(Records contained in a dataset)
______________________________
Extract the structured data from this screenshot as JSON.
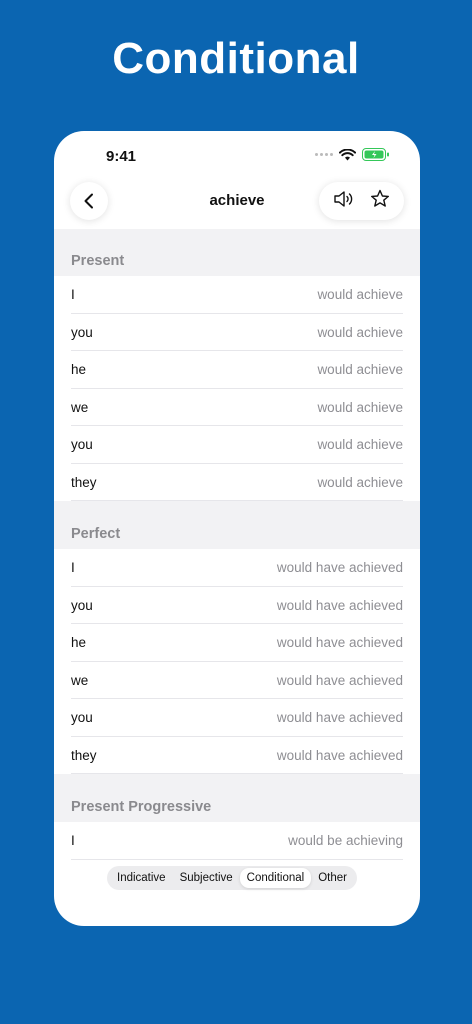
{
  "promo_title": "Conditional",
  "status": {
    "time": "9:41"
  },
  "nav": {
    "title": "achieve",
    "back_icon": "chevron-left-icon",
    "speaker_icon": "speaker-icon",
    "star_icon": "star-icon"
  },
  "sections": [
    {
      "title": "Present",
      "rows": [
        {
          "pronoun": "I",
          "form": "would achieve"
        },
        {
          "pronoun": "you",
          "form": "would achieve"
        },
        {
          "pronoun": "he",
          "form": "would achieve"
        },
        {
          "pronoun": "we",
          "form": "would achieve"
        },
        {
          "pronoun": "you",
          "form": "would achieve"
        },
        {
          "pronoun": "they",
          "form": "would achieve"
        }
      ]
    },
    {
      "title": "Perfect",
      "rows": [
        {
          "pronoun": "I",
          "form": "would have achieved"
        },
        {
          "pronoun": "you",
          "form": "would have achieved"
        },
        {
          "pronoun": "he",
          "form": "would have achieved"
        },
        {
          "pronoun": "we",
          "form": "would have achieved"
        },
        {
          "pronoun": "you",
          "form": "would have achieved"
        },
        {
          "pronoun": "they",
          "form": "would have achieved"
        }
      ]
    },
    {
      "title": "Present Progressive",
      "rows": [
        {
          "pronoun": "I",
          "form": "would be achieving"
        }
      ]
    }
  ],
  "tabs": [
    {
      "label": "Indicative",
      "active": false
    },
    {
      "label": "Subjective",
      "active": false
    },
    {
      "label": "Conditional",
      "active": true
    },
    {
      "label": "Other",
      "active": false
    }
  ],
  "colors": {
    "background": "#0b65b1",
    "section_bg": "#f2f2f4",
    "battery": "#34c759"
  }
}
______________________________
Short exercise:
Without including the pictures, return each record above exactly as it stands.

Output of the exercise:
Extract the structured data from this screenshot as JSON.
{
  "promo_title": "Conditional",
  "status": {
    "time": "9:41"
  },
  "nav": {
    "title": "achieve",
    "back_icon": "chevron-left-icon",
    "speaker_icon": "speaker-icon",
    "star_icon": "star-icon"
  },
  "sections": [
    {
      "title": "Present",
      "rows": [
        {
          "pronoun": "I",
          "form": "would achieve"
        },
        {
          "pronoun": "you",
          "form": "would achieve"
        },
        {
          "pronoun": "he",
          "form": "would achieve"
        },
        {
          "pronoun": "we",
          "form": "would achieve"
        },
        {
          "pronoun": "you",
          "form": "would achieve"
        },
        {
          "pronoun": "they",
          "form": "would achieve"
        }
      ]
    },
    {
      "title": "Perfect",
      "rows": [
        {
          "pronoun": "I",
          "form": "would have achieved"
        },
        {
          "pronoun": "you",
          "form": "would have achieved"
        },
        {
          "pronoun": "he",
          "form": "would have achieved"
        },
        {
          "pronoun": "we",
          "form": "would have achieved"
        },
        {
          "pronoun": "you",
          "form": "would have achieved"
        },
        {
          "pronoun": "they",
          "form": "would have achieved"
        }
      ]
    },
    {
      "title": "Present Progressive",
      "rows": [
        {
          "pronoun": "I",
          "form": "would be achieving"
        }
      ]
    }
  ],
  "tabs": [
    {
      "label": "Indicative",
      "active": false
    },
    {
      "label": "Subjective",
      "active": false
    },
    {
      "label": "Conditional",
      "active": true
    },
    {
      "label": "Other",
      "active": false
    }
  ],
  "colors": {
    "background": "#0b65b1",
    "section_bg": "#f2f2f4",
    "battery": "#34c759"
  }
}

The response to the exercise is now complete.